*Given request*
Could you print every record below exactly as it appears?

*Entries*
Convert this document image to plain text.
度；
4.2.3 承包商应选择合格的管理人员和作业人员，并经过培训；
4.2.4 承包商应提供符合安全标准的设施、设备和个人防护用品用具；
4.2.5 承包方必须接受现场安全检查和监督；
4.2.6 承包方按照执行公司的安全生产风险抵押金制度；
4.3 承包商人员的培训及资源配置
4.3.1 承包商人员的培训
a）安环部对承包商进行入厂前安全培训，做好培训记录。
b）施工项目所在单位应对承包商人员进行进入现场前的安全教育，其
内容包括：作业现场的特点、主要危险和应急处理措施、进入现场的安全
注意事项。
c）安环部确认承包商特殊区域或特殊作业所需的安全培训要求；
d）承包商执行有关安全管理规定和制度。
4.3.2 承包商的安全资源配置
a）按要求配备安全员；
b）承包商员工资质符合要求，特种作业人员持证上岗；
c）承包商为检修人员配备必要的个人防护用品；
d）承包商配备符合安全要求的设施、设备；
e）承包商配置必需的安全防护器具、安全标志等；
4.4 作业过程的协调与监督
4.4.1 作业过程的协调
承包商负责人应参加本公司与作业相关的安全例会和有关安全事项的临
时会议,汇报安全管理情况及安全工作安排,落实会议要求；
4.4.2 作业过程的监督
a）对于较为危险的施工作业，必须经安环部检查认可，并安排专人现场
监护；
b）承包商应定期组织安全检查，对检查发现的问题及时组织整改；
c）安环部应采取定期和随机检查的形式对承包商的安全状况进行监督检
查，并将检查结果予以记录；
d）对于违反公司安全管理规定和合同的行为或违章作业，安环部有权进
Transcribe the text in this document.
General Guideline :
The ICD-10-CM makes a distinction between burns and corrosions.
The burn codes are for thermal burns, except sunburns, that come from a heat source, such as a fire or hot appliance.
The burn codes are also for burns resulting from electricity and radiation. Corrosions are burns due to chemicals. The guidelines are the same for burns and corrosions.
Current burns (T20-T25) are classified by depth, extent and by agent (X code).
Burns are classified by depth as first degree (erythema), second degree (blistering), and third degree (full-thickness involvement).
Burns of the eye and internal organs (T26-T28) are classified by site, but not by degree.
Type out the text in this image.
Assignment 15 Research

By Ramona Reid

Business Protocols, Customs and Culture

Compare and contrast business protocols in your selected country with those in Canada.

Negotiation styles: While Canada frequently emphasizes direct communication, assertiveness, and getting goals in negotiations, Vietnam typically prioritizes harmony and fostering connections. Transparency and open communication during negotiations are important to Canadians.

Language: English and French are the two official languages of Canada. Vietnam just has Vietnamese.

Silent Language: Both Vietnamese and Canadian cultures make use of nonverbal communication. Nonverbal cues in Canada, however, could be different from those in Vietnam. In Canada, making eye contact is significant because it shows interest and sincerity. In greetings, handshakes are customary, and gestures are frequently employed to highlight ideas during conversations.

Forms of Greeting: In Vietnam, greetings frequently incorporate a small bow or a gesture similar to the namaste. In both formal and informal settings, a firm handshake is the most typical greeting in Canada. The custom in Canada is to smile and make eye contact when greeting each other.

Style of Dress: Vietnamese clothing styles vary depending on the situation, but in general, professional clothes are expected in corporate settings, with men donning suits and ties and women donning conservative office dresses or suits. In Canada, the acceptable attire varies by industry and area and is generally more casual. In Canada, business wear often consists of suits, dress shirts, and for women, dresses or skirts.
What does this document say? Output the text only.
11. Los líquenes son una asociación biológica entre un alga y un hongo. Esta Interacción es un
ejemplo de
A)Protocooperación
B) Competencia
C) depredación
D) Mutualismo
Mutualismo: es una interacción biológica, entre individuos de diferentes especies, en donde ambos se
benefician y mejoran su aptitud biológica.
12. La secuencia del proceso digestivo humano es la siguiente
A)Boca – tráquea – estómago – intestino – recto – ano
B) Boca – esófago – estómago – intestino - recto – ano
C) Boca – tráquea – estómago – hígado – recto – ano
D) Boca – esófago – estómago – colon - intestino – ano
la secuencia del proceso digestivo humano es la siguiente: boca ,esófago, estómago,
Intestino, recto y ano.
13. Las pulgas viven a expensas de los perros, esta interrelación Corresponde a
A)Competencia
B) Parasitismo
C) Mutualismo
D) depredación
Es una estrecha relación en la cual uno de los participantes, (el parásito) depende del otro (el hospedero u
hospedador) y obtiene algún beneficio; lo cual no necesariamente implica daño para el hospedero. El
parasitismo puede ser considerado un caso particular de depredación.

*Solution for this task*
Convert this document image to plain text.
度；
4.2.3 承包商应选择合格的管理人员和作业人员，并经过培训；
4.2.4 承包商应提供符合安全标准的设施、设备和个人防护用品用具；
4.2.5 承包方必须接受现场安全检查和监督；
4.2.6 承包方按照执行公司的安全生产风险抵押金制度；
4.3 承包商人员的培训及资源配置
4.3.1 承包商人员的培训
a）安环部对承包商进行入厂前安全培训，做好培训记录。
b）施工项目所在单位应对承包商人员进行进入现场前的安全教育，其
内容包括：作业现场的特点、主要危险和应急处理措施、进入现场的安全
注意事项。
c）安环部确认承包商特殊区域或特殊作业所需的安全培训要求；
d）承包商执行有关安全管理规定和制度。
4.3.2 承包商的安全资源配置
a）按要求配备安全员；
b）承包商员工资质符合要求，特种作业人员持证上岗；
c）承包商为检修人员配备必要的个人防护用品；
d）承包商配备符合安全要求的设施、设备；
e）承包商配置必需的安全防护器具、安全标志等；
4.4 作业过程的协调与监督
4.4.1 作业过程的协调
承包商负责人应参加本公司与作业相关的安全例会和有关安全事项的临
时会议,汇报安全管理情况及安全工作安排,落实会议要求；
4.4.2 作业过程的监督
a）对于较为危险的施工作业，必须经安环部检查认可，并安排专人现场
监护；
b）承包商应定期组织安全检查，对检查发现的问题及时组织整改；
c）安环部应采取定期和随机检查的形式对承包商的安全状况进行监督检
查，并将检查结果予以记录；
d）对于违反公司安全管理规定和合同的行为或违章作业，安环部有权进
Transcribe the text in this document.
General Guideline :
The ICD-10-CM makes a distinction between burns and corrosions.
The burn codes are for thermal burns, except sunburns, that come from a heat source, such as a fire or hot appliance.
The burn codes are also for burns resulting from electricity and radiation. Corrosions are burns due to chemicals. The guidelines are the same for burns and corrosions.
Current burns (T20-T25) are classified by depth, extent and by agent (X code).
Burns are classified by depth as first degree (erythema), second degree (blistering), and third degree (full-thickness involvement).
Burns of the eye and internal organs (T26-T28) are classified by site, but not by degree.
Type out the text in this image.
Assignment 15 Research

By Ramona Reid

Business Protocols, Customs and Culture

Compare and contrast business protocols in your selected country with those in Canada.

Negotiation styles: While Canada frequently emphasizes direct communication, assertiveness, and getting goals in negotiations, Vietnam typically prioritizes harmony and fostering connections. Transparency and open communication during negotiations are important to Canadians.

Language: English and French are the two official languages of Canada. Vietnam just has Vietnamese.

Silent Language: Both Vietnamese and Canadian cultures make use of nonverbal communication. Nonverbal cues in Canada, however, could be different from those in Vietnam. In Canada, making eye contact is significant because it shows interest and sincerity. In greetings, handshakes are customary, and gestures are frequently employed to highlight ideas during conversations.

Forms of Greeting: In Vietnam, greetings frequently incorporate a small bow or a gesture similar to the namaste. In both formal and informal settings, a firm handshake is the most typical greeting in Canada. The custom in Canada is to smile and make eye contact when greeting each other.

Style of Dress: Vietnamese clothing styles vary depending on the situation, but in general, professional clothes are expected in corporate settings, with men donning suits and ties and women donning conservative office dresses or suits. In Canada, the acceptable attire varies by industry and area and is generally more casual. In Canada, business wear often consists of suits, dress shirts, and for women, dresses or skirts.
What does this document say? Output the text only.
11. Los líquenes son una asociación biológica entre un alga y un hongo. Esta Interacción es un
ejemplo de
A)Protocooperación
B) Competencia
C) depredación
D) Mutualismo
Mutualismo: es una interacción biológica, entre individuos de diferentes especies, en donde ambos se
benefician y mejoran su aptitud biológica.
12. La secuencia del proceso digestivo humano es la siguiente
A)Boca – tráquea – estómago – intestino – recto – ano
B) Boca – esófago – estómago – intestino - recto – ano
C) Boca – tráquea – estómago – hígado – recto – ano
D) Boca – esófago – estómago – colon - intestino – ano
la secuencia del proceso digestivo humano es la siguiente: boca ,esófago, estómago,
Intestino, recto y ano.
13. Las pulgas viven a expensas de los perros, esta interrelación Corresponde a
A)Competencia
B) Parasitismo
C) Mutualismo
D) depredación
Es una estrecha relación en la cual uno de los participantes, (el parásito) depende del otro (el hospedero u
hospedador) y obtiene algún beneficio; lo cual no necesariamente implica daño para el hospedero. El
parasitismo puede ser considerado un caso particular de depredación.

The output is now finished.